── Records for processing ──

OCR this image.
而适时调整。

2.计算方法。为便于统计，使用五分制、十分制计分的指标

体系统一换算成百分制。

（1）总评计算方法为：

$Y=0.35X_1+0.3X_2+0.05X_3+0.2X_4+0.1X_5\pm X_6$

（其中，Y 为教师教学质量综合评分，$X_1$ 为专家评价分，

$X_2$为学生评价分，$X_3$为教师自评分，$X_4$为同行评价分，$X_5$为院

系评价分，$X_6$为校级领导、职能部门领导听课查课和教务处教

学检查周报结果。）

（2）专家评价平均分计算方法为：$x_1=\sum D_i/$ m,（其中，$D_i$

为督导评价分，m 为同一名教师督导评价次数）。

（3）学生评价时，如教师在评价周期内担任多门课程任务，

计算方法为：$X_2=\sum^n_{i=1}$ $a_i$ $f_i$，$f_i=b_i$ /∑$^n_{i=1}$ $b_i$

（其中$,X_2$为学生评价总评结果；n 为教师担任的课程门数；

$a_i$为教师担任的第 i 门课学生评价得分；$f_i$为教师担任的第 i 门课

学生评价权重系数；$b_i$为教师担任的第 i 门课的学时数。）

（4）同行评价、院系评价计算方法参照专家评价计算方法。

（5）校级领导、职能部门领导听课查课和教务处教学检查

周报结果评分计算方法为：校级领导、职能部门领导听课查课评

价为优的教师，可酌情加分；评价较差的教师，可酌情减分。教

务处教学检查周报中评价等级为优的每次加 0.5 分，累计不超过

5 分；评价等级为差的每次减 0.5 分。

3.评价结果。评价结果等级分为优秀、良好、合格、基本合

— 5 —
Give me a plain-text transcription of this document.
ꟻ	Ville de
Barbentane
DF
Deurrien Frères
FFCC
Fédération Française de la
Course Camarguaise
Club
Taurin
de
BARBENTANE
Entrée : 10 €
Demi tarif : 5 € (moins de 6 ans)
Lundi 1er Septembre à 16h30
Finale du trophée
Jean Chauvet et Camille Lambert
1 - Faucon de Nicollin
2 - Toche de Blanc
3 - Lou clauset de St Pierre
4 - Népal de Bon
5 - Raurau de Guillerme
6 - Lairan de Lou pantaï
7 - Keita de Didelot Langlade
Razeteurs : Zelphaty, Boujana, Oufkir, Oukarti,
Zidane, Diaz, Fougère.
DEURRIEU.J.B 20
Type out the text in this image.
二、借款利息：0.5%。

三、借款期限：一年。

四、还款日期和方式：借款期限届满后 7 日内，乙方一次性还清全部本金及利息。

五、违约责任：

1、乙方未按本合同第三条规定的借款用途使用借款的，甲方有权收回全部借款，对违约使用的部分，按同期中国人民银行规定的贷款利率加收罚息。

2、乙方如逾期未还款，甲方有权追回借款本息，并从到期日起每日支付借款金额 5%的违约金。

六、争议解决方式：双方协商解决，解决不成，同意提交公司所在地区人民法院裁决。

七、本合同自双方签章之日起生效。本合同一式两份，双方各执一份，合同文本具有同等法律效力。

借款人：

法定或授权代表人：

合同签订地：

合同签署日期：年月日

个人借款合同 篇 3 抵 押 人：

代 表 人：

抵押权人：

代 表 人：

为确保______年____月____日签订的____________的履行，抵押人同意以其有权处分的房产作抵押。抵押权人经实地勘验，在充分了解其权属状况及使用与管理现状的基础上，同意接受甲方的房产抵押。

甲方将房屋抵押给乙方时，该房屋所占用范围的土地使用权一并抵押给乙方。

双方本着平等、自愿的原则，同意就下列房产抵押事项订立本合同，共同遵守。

───

▶ The request: Retype exactly the lines from the one containing "Give me a plain-text" through the last line of the records above, including both.

▶ Answer to this exercise:
Give me a plain-text transcription of this document.
ꟻ	Ville de
Barbentane
DF
Deurrien Frères
FFCC
Fédération Française de la
Course Camarguaise
Club
Taurin
de
BARBENTANE
Entrée : 10 €
Demi tarif : 5 € (moins de 6 ans)
Lundi 1er Septembre à 16h30
Finale du trophée
Jean Chauvet et Camille Lambert
1 - Faucon de Nicollin
2 - Toche de Blanc
3 - Lou clauset de St Pierre
4 - Népal de Bon
5 - Raurau de Guillerme
6 - Lairan de Lou pantaï
7 - Keita de Didelot Langlade
Razeteurs : Zelphaty, Boujana, Oufkir, Oukarti,
Zidane, Diaz, Fougère.
DEURRIEU.J.B 20
Type out the text in this image.
二、借款利息：0.5%。

三、借款期限：一年。

四、还款日期和方式：借款期限届满后 7 日内，乙方一次性还清全部本金及利息。

五、违约责任：

1、乙方未按本合同第三条规定的借款用途使用借款的，甲方有权收回全部借款，对违约使用的部分，按同期中国人民银行规定的贷款利率加收罚息。

2、乙方如逾期未还款，甲方有权追回借款本息，并从到期日起每日支付借款金额 5%的违约金。

六、争议解决方式：双方协商解决，解决不成，同意提交公司所在地区人民法院裁决。

七、本合同自双方签章之日起生效。本合同一式两份，双方各执一份，合同文本具有同等法律效力。

借款人：

法定或授权代表人：

合同签订地：

合同签署日期：年月日

个人借款合同 篇 3 抵 押 人：

代 表 人：

抵押权人：

代 表 人：

为确保______年____月____日签订的____________的履行，抵押人同意以其有权处分的房产作抵押。抵押权人经实地勘验，在充分了解其权属状况及使用与管理现状的基础上，同意接受甲方的房产抵押。

甲方将房屋抵押给乙方时，该房屋所占用范围的土地使用权一并抵押给乙方。

双方本着平等、自愿的原则，同意就下列房产抵押事项订立本合同，共同遵守。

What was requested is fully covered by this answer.